_Instructions for the task_:
State the number of lines with the string "هدایت" in them, and nothing else.

_Records provided_:
···
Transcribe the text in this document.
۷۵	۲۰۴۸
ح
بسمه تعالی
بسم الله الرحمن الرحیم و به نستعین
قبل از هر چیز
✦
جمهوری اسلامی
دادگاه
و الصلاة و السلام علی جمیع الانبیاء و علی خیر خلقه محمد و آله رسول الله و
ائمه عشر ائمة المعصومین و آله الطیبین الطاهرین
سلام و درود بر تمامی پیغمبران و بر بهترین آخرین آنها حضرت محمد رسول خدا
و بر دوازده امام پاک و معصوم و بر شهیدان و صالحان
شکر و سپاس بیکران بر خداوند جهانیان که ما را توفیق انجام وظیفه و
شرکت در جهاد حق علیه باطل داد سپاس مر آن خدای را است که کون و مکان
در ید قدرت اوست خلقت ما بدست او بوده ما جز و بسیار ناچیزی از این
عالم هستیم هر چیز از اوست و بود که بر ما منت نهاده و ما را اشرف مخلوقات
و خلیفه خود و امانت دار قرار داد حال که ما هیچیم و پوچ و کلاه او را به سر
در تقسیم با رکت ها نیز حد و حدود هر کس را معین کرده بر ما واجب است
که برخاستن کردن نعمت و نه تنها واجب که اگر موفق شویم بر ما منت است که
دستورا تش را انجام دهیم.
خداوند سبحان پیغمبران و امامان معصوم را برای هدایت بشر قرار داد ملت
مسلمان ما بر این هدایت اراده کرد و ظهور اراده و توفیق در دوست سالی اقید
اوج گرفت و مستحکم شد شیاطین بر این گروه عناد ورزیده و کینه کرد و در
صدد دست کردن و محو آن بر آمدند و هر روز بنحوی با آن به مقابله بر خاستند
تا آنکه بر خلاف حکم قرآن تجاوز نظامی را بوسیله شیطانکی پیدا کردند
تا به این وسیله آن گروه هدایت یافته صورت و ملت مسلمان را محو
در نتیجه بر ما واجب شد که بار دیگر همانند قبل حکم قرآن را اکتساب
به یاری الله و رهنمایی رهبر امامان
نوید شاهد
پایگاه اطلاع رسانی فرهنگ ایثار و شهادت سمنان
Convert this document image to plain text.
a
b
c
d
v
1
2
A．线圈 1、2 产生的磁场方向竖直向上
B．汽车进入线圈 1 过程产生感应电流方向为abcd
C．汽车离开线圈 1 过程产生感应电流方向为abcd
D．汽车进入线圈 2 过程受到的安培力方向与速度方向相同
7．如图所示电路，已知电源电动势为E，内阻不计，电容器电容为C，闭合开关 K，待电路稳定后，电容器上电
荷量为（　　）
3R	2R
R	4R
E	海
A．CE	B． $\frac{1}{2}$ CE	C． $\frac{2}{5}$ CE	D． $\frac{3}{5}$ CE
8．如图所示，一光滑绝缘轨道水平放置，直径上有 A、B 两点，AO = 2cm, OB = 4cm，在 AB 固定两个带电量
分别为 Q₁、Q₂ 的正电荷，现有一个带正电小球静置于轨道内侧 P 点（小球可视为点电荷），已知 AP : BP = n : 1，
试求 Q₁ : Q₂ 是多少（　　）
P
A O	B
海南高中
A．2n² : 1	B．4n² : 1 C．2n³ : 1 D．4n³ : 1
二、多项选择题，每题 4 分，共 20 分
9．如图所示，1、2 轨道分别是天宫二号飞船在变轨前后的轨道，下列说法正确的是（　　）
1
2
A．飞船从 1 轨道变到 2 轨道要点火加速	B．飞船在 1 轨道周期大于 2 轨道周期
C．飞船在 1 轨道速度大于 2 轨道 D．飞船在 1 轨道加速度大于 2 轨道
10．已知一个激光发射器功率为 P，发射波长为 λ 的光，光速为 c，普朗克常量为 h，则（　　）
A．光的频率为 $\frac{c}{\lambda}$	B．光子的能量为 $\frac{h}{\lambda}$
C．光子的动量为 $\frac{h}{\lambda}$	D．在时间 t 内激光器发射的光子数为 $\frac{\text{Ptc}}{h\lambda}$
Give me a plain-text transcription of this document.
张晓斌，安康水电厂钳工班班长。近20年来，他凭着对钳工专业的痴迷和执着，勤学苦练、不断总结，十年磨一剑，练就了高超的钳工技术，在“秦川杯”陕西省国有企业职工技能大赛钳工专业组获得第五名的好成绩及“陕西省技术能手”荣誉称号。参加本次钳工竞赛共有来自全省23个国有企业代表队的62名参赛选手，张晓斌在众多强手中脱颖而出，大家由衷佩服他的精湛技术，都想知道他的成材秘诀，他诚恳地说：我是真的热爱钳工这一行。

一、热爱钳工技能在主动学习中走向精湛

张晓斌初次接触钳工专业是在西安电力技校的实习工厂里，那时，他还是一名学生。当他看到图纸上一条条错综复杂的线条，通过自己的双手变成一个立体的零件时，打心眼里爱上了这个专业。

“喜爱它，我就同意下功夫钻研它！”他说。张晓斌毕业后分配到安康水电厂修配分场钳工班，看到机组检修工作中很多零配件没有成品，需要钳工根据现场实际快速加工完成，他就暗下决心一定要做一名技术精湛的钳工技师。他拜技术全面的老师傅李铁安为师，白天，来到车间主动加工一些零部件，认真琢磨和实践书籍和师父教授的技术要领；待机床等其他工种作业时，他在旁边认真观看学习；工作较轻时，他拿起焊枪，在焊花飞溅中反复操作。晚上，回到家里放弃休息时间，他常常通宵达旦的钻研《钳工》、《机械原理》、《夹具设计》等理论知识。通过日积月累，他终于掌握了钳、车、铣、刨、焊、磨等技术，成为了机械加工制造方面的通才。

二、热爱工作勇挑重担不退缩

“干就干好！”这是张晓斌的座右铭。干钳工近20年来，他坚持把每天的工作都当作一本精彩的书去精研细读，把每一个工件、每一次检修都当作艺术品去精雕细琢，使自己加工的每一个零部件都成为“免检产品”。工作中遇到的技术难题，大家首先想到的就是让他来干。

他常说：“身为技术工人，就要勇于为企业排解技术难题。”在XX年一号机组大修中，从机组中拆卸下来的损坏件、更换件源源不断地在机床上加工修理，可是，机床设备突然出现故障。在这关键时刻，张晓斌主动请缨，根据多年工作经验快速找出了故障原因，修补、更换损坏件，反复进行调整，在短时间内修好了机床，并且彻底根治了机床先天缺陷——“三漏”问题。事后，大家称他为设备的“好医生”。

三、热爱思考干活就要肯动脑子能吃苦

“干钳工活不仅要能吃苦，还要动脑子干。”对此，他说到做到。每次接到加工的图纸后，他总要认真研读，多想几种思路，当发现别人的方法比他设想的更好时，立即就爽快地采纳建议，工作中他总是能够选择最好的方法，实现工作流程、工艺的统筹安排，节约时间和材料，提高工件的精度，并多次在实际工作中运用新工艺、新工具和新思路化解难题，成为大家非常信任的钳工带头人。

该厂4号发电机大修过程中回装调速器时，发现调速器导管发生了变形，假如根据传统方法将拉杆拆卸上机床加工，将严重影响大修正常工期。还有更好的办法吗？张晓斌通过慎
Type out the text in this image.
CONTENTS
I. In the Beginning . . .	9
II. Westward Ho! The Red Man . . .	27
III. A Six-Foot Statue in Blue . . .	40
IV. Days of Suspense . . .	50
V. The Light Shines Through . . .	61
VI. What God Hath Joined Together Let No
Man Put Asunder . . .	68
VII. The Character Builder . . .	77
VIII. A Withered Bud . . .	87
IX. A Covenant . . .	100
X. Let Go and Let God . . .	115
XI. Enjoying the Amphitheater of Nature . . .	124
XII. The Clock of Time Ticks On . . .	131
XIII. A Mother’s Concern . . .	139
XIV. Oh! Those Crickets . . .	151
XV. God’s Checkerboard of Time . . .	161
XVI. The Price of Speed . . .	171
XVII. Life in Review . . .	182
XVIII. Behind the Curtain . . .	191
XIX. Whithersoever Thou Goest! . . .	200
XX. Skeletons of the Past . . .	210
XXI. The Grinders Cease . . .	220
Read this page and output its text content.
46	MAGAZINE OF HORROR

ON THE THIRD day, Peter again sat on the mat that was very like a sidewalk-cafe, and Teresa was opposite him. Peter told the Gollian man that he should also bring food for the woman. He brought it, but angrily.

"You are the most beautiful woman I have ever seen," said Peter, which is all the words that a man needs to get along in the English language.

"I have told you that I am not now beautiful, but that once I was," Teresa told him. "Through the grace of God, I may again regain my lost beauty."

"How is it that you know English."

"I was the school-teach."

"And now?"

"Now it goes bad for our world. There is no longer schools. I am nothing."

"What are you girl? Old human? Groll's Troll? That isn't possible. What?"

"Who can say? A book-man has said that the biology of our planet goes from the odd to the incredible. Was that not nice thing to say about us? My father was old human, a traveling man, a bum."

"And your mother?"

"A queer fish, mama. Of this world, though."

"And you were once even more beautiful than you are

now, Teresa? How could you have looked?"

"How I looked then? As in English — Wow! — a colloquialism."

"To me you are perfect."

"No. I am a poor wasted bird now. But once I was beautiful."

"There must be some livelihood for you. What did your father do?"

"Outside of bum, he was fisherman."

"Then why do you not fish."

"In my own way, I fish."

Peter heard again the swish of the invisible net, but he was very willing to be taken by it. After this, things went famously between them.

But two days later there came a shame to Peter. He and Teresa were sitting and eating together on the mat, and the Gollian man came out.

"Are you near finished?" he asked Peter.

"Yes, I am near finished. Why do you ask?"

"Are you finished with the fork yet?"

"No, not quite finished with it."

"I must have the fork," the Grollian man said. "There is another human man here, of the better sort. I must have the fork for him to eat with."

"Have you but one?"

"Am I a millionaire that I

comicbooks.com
···
_Output for this task_:
3